* [WRITTEN INSTRUCTION] Collect every line of the records below that contains the word "depth".

* [DATASET ROWS]
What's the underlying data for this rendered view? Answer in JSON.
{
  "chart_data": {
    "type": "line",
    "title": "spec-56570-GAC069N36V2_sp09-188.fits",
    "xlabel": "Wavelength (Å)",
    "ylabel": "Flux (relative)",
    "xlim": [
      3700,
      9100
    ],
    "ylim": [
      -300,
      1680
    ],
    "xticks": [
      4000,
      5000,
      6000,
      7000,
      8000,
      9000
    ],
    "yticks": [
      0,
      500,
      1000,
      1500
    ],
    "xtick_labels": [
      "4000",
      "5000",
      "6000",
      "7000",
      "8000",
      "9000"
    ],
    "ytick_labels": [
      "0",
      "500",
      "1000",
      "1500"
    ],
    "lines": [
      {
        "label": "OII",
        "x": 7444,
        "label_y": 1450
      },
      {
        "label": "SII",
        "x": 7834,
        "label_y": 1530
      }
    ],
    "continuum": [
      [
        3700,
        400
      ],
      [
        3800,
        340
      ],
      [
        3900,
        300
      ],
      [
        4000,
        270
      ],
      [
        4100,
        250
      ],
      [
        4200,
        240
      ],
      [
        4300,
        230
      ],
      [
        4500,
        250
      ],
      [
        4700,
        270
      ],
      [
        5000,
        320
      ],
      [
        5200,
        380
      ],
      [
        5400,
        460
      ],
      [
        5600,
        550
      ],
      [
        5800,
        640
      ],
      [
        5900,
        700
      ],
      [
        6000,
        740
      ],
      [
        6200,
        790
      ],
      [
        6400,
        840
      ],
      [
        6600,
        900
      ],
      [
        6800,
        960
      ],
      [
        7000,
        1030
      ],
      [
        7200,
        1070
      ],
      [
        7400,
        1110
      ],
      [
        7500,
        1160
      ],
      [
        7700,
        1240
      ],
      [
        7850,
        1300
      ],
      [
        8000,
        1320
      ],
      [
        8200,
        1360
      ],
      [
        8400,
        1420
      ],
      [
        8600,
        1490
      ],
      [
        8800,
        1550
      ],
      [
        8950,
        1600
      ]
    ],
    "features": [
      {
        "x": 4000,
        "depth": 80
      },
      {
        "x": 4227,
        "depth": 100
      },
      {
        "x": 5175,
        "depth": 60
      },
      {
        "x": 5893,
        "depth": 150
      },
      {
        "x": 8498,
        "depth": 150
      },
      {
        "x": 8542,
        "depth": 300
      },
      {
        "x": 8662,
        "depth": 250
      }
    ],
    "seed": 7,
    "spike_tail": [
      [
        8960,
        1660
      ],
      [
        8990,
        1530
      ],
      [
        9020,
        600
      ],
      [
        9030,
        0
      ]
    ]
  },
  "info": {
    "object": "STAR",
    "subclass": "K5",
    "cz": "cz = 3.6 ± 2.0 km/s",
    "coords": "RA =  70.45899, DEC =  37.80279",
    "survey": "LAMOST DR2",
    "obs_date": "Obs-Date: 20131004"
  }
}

* [RIGHT ANSWER]
        "depth": 80
        "depth": 100
        "depth": 60
        "depth": 150
        "depth": 150
        "depth": 300
        "depth": 250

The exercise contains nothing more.